(Data entries)
__________

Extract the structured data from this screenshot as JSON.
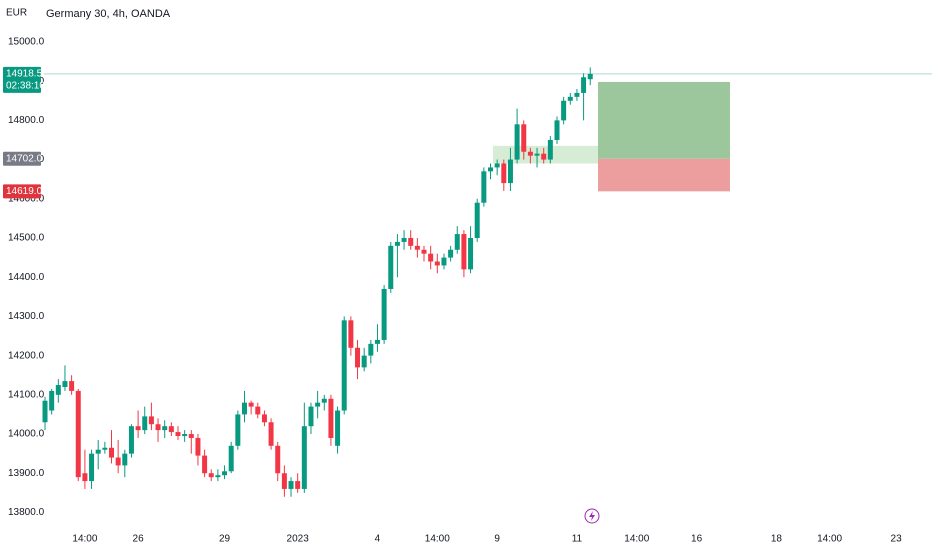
{
  "chart_data": {
    "type": "candlestick",
    "title": "Germany 30, 4h, OANDA",
    "currency": "EUR",
    "up_color": "#089981",
    "down_color": "#f23645",
    "open": [
      14030,
      14060,
      14100,
      14120,
      14135,
      14110,
      13900,
      13880,
      13950,
      13960,
      13965,
      13940,
      13920,
      13950,
      14020,
      14010,
      14045,
      14025,
      14010,
      14020,
      14005,
      13995,
      14000,
      13990,
      13945,
      13900,
      13890,
      13895,
      13905,
      13970,
      14050,
      14080,
      14070,
      14050,
      14030,
      13970,
      13900,
      13860,
      13880,
      13860,
      14020,
      14070,
      14080,
      14090,
      13970,
      14060,
      14290,
      14220,
      14170,
      14200,
      14230,
      14240,
      14370,
      14480,
      14490,
      14500,
      14480,
      14470,
      14460,
      14440,
      14430,
      14450,
      14470,
      14510,
      14420,
      14500,
      14590,
      14670,
      14680,
      14690,
      14640,
      14700,
      14790,
      14720,
      14710,
      14715,
      14700,
      14750,
      14800,
      14850,
      14860,
      14870,
      14905
    ],
    "high": [
      14095,
      14115,
      14140,
      14175,
      14150,
      14115,
      13960,
      13960,
      13985,
      13980,
      14010,
      13985,
      13960,
      14025,
      14060,
      14070,
      14080,
      14040,
      14035,
      14030,
      14020,
      14010,
      14010,
      14000,
      13960,
      13910,
      13910,
      13920,
      13980,
      14060,
      14110,
      14085,
      14080,
      14060,
      14040,
      13980,
      13920,
      13890,
      13900,
      14080,
      14080,
      14110,
      14100,
      14100,
      14070,
      14300,
      14300,
      14240,
      14220,
      14240,
      14280,
      14380,
      14490,
      14510,
      14520,
      14520,
      14500,
      14480,
      14480,
      14460,
      14460,
      14480,
      14530,
      14520,
      14530,
      14600,
      14680,
      14690,
      14700,
      14700,
      14730,
      14830,
      14800,
      14730,
      14730,
      14730,
      14760,
      14810,
      14860,
      14870,
      14880,
      14920,
      14935
    ],
    "low": [
      14010,
      14050,
      14080,
      14110,
      14100,
      13880,
      13860,
      13860,
      13910,
      13950,
      13925,
      13900,
      13890,
      13940,
      13990,
      14000,
      14010,
      13980,
      13990,
      13995,
      13985,
      13980,
      13950,
      13920,
      13890,
      13880,
      13880,
      13885,
      13900,
      13960,
      14030,
      14050,
      14040,
      14020,
      13960,
      13880,
      13840,
      13840,
      13850,
      13850,
      14000,
      14040,
      14060,
      13970,
      13950,
      14050,
      14200,
      14140,
      14160,
      14180,
      14210,
      14230,
      14360,
      14400,
      14470,
      14470,
      14450,
      14440,
      14420,
      14410,
      14420,
      14440,
      14460,
      14400,
      14410,
      14490,
      14580,
      14650,
      14660,
      14620,
      14620,
      14690,
      14700,
      14690,
      14680,
      14690,
      14690,
      14740,
      14790,
      14840,
      14850,
      14800,
      14890
    ],
    "close": [
      14085,
      14110,
      14125,
      14135,
      14110,
      13890,
      13880,
      13950,
      13960,
      13965,
      13940,
      13920,
      13950,
      14020,
      14010,
      14045,
      14025,
      14010,
      14020,
      14005,
      13995,
      14000,
      13990,
      13945,
      13900,
      13890,
      13895,
      13905,
      13970,
      14050,
      14080,
      14070,
      14050,
      14030,
      13970,
      13900,
      13860,
      13880,
      13860,
      14020,
      14070,
      14080,
      14090,
      13990,
      14060,
      14290,
      14220,
      14170,
      14200,
      14230,
      14240,
      14370,
      14480,
      14490,
      14500,
      14480,
      14470,
      14460,
      14440,
      14430,
      14450,
      14470,
      14510,
      14420,
      14500,
      14590,
      14670,
      14680,
      14690,
      14640,
      14700,
      14790,
      14720,
      14710,
      14715,
      14700,
      14750,
      14800,
      14850,
      14860,
      14870,
      14910,
      14918.5
    ],
    "xlim": [
      -6.77,
      133.4
    ],
    "xticks": [
      {
        "value": 6,
        "label": "14:00"
      },
      {
        "value": 14,
        "label": "26"
      },
      {
        "value": 27,
        "label": "29"
      },
      {
        "value": 38,
        "label": "2023"
      },
      {
        "value": 50,
        "label": "4"
      },
      {
        "value": 59,
        "label": "14:00"
      },
      {
        "value": 68,
        "label": "9"
      },
      {
        "value": 80,
        "label": "11"
      },
      {
        "value": 89,
        "label": "14:00"
      },
      {
        "value": 98,
        "label": "16"
      },
      {
        "value": 110,
        "label": "18"
      },
      {
        "value": 118,
        "label": "14:00"
      },
      {
        "value": 128,
        "label": "23"
      }
    ],
    "ylim": [
      13768,
      15107
    ],
    "yticks": [
      {
        "value": 13800,
        "label": "13800.0"
      },
      {
        "value": 13900,
        "label": "13900.0"
      },
      {
        "value": 14000,
        "label": "14000.0"
      },
      {
        "value": 14100,
        "label": "14100.0"
      },
      {
        "value": 14200,
        "label": "14200.0"
      },
      {
        "value": 14300,
        "label": "14300.0"
      },
      {
        "value": 14400,
        "label": "14400.0"
      },
      {
        "value": 14500,
        "label": "14500.0"
      },
      {
        "value": 14600,
        "label": "14600.0"
      },
      {
        "value": 14700,
        "label": "14700.0"
      },
      {
        "value": 14800,
        "label": "14800.0"
      },
      {
        "value": 14900,
        "label": "14900.0"
      },
      {
        "value": 15000,
        "label": "15000.0"
      }
    ],
    "last_price": {
      "value": 14918.5,
      "label": "14918.5",
      "color": "#089981"
    },
    "countdown": "02:38:10",
    "position": {
      "target": {
        "value": 14898.0,
        "label": "14898.0",
        "color": "#2e7d32"
      },
      "entry": {
        "value": 14702.0,
        "label": "14702.0",
        "color": "#787b86"
      },
      "stop": {
        "value": 14619.0,
        "label": "14619.0",
        "color": "#e0343d"
      },
      "profit_color": "#9cc79c",
      "loss_color": "#ec9d9d"
    },
    "zone": {
      "low": 14690,
      "high": 14735,
      "color": "#d6ecd4"
    }
  }
}
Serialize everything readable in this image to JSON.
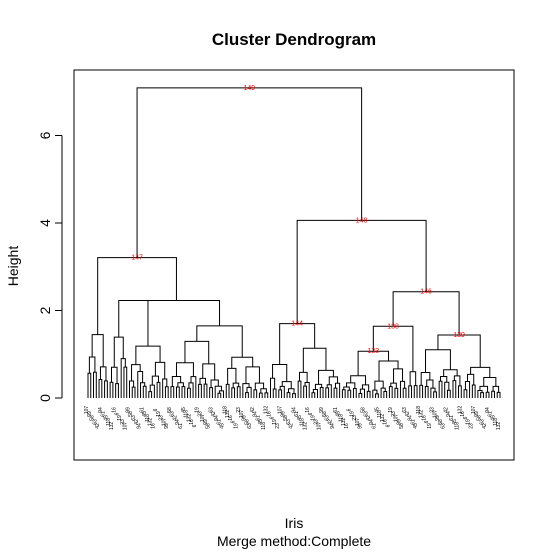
{
  "chart_data": {
    "type": "dendrogram",
    "title": "Cluster Dendrogram",
    "ylabel": "Height",
    "xlabel": "Iris",
    "subtitle": "Merge method:Complete",
    "y_ticks": [
      0,
      2,
      4,
      6
    ],
    "ylim": [
      -1.35,
      7.5
    ],
    "leaf_count": 150,
    "line_color": "#000000",
    "node_label_color": "#ff0000",
    "labeled_merges": [
      {
        "id": "149",
        "height": 7.09
      },
      {
        "id": "148",
        "height": 4.06
      },
      {
        "id": "147",
        "height": 3.21
      },
      {
        "id": "146",
        "height": 2.43
      },
      {
        "id": "144",
        "height": 1.7
      },
      {
        "id": "138",
        "height": 1.64
      },
      {
        "id": "139",
        "height": 1.44
      },
      {
        "id": "133",
        "height": 1.07
      }
    ],
    "leaf_labels_sample": [
      "107",
      "99",
      "58",
      "63",
      "42",
      "94",
      "61",
      "45",
      "118",
      "132",
      "16",
      "6",
      "19",
      "23"
    ]
  }
}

__________

What is required » Write out the full set of lines verbatim, without the pictures.

Output below »
Extract the structured data from this screenshot as JSON.
{
  "chart_data": {
    "type": "candlestick",
    "title": "Germany 30, 4h, OANDA",
    "currency": "EUR",
    "up_color": "#089981",
    "down_color": "#f23645",
    "open": [
      14030,
      14060,
      14100,
      14120,
      14135,
      14110,
      13900,
      13880,
      13950,
      13960,
      13965,
      13940,
      13920,
      13950,
      14020,
      14010,
      14045,
      14025,
      14010,
      14020,
      14005,
      13995,
      14000,
      13990,
      13945,
      13900,
      13890,
      13895,
      13905,
      13970,
      14050,
      14080,
      14070,
      14050,
      14030,
      13970,
      13900,
      13860,
      13880,
      13860,
      14020,
      14070,
      14080,
      14090,
      13970,
      14060,
      14290,
      14220,
      14170,
      14200,
      14230,
      14240,
      14370,
      14480,
      14490,
      14500,
      14480,
      14470,
      14460,
      14440,
      14430,
      14450,
      14470,
      14510,
      14420,
      14500,
      14590,
      14670,
      14680,
      14690,
      14640,
      14700,
      14790,
      14720,
      14710,
      14715,
      14700,
      14750,
      14800,
      14850,
      14860,
      14870,
      14905
    ],
    "high": [
      14095,
      14115,
      14140,
      14175,
      14150,
      14115,
      13960,
      13960,
      13985,
      13980,
      14010,
      13985,
      13960,
      14025,
      14060,
      14070,
      14080,
      14040,
      14035,
      14030,
      14020,
      14010,
      14010,
      14000,
      13960,
      13910,
      13910,
      13920,
      13980,
      14060,
      14110,
      14085,
      14080,
      14060,
      14040,
      13980,
      13920,
      13890,
      13900,
      14080,
      14080,
      14110,
      14100,
      14100,
      14070,
      14300,
      14300,
      14240,
      14220,
      14240,
      14280,
      14380,
      14490,
      14510,
      14520,
      14520,
      14500,
      14480,
      14480,
      14460,
      14460,
      14480,
      14530,
      14520,
      14530,
      14600,
      14680,
      14690,
      14700,
      14700,
      14730,
      14830,
      14800,
      14730,
      14730,
      14730,
      14760,
      14810,
      14860,
      14870,
      14880,
      14920,
      14935
    ],
    "low": [
      14010,
      14050,
      14080,
      14110,
      14100,
      13880,
      13860,
      13860,
      13910,
      13950,
      13925,
      13900,
      13890,
      13940,
      13990,
      14000,
      14010,
      13980,
      13990,
      13995,
      13985,
      13980,
      13950,
      13920,
      13890,
      13880,
      13880,
      13885,
      13900,
      13960,
      14030,
      14050,
      14040,
      14020,
      13960,
      13880,
      13840,
      13840,
      13850,
      13850,
      14000,
      14040,
      14060,
      13970,
      13950,
      14050,
      14200,
      14140,
      14160,
      14180,
      14210,
      14230,
      14360,
      14400,
      14470,
      14470,
      14450,
      14440,
      14420,
      14410,
      14420,
      14440,
      14460,
      14400,
      14410,
      14490,
      14580,
      14650,
      14660,
      14620,
      14620,
      14690,
      14700,
      14690,
      14680,
      14690,
      14690,
      14740,
      14790,
      14840,
      14850,
      14800,
      14890
    ],
    "close": [
      14085,
      14110,
      14125,
      14135,
      14110,
      13890,
      13880,
      13950,
      13960,
      13965,
      13940,
      13920,
      13950,
      14020,
      14010,
      14045,
      14025,
      14010,
      14020,
      14005,
      13995,
      14000,
      13990,
      13945,
      13900,
      13890,
      13895,
      13905,
      13970,
      14050,
      14080,
      14070,
      14050,
      14030,
      13970,
      13900,
      13860,
      13880,
      13860,
      14020,
      14070,
      14080,
      14090,
      13990,
      14060,
      14290,
      14220,
      14170,
      14200,
      14230,
      14240,
      14370,
      14480,
      14490,
      14500,
      14480,
      14470,
      14460,
      14440,
      14430,
      14450,
      14470,
      14510,
      14420,
      14500,
      14590,
      14670,
      14680,
      14690,
      14640,
      14700,
      14790,
      14720,
      14710,
      14715,
      14700,
      14750,
      14800,
      14850,
      14860,
      14870,
      14910,
      14918.5
    ],
    "xlim": [
      -6.77,
      133.4
    ],
    "xticks": [
      {
        "value": 6,
        "label": "14:00"
      },
      {
        "value": 14,
        "label": "26"
      },
      {
        "value": 27,
        "label": "29"
      },
      {
        "value": 38,
        "label": "2023"
      },
      {
        "value": 50,
        "label": "4"
      },
      {
        "value": 59,
        "label": "14:00"
      },
      {
        "value": 68,
        "label": "9"
      },
      {
        "value": 80,
        "label": "11"
      },
      {
        "value": 89,
        "label": "14:00"
      },
      {
        "value": 98,
        "label": "16"
      },
      {
        "value": 110,
        "label": "18"
      },
      {
        "value": 118,
        "label": "14:00"
      },
      {
        "value": 128,
        "label": "23"
      }
    ],
    "ylim": [
      13768,
      15107
    ],
    "yticks": [
      {
        "value": 13800,
        "label": "13800.0"
      },
      {
        "value": 13900,
        "label": "13900.0"
      },
      {
        "value": 14000,
        "label": "14000.0"
      },
      {
        "value": 14100,
        "label": "14100.0"
      },
      {
        "value": 14200,
        "label": "14200.0"
      },
      {
        "value": 14300,
        "label": "14300.0"
      },
      {
        "value": 14400,
        "label": "14400.0"
      },
      {
        "value": 14500,
        "label": "14500.0"
      },
      {
        "value": 14600,
        "label": "14600.0"
      },
      {
        "value": 14700,
        "label": "14700.0"
      },
      {
        "value": 14800,
        "label": "14800.0"
      },
      {
        "value": 14900,
        "label": "14900.0"
      },
      {
        "value": 15000,
        "label": "15000.0"
      }
    ],
    "last_price": {
      "value": 14918.5,
      "label": "14918.5",
      "color": "#089981"
    },
    "countdown": "02:38:10",
    "position": {
      "target": {
        "value": 14898.0,
        "label": "14898.0",
        "color": "#2e7d32"
      },
      "entry": {
        "value": 14702.0,
        "label": "14702.0",
        "color": "#787b86"
      },
      "stop": {
        "value": 14619.0,
        "label": "14619.0",
        "color": "#e0343d"
      },
      "profit_color": "#9cc79c",
      "loss_color": "#ec9d9d"
    },
    "zone": {
      "low": 14690,
      "high": 14735,
      "color": "#d6ecd4"
    }
  }
}
Serialize everything readable in this image to JSON.
{
  "chart_data": {
    "type": "dendrogram",
    "title": "Cluster Dendrogram",
    "ylabel": "Height",
    "xlabel": "Iris",
    "subtitle": "Merge method:Complete",
    "y_ticks": [
      0,
      2,
      4,
      6
    ],
    "ylim": [
      -1.35,
      7.5
    ],
    "leaf_count": 150,
    "line_color": "#000000",
    "node_label_color": "#ff0000",
    "labeled_merges": [
      {
        "id": "149",
        "height": 7.09
      },
      {
        "id": "148",
        "height": 4.06
      },
      {
        "id": "147",
        "height": 3.21
      },
      {
        "id": "146",
        "height": 2.43
      },
      {
        "id": "144",
        "height": 1.7
      },
      {
        "id": "138",
        "height": 1.64
      },
      {
        "id": "139",
        "height": 1.44
      },
      {
        "id": "133",
        "height": 1.07
      }
    ],
    "leaf_labels_sample": [
      "107",
      "99",
      "58",
      "63",
      "42",
      "94",
      "61",
      "45",
      "118",
      "132",
      "16",
      "6",
      "19",
      "23"
    ]
  }
}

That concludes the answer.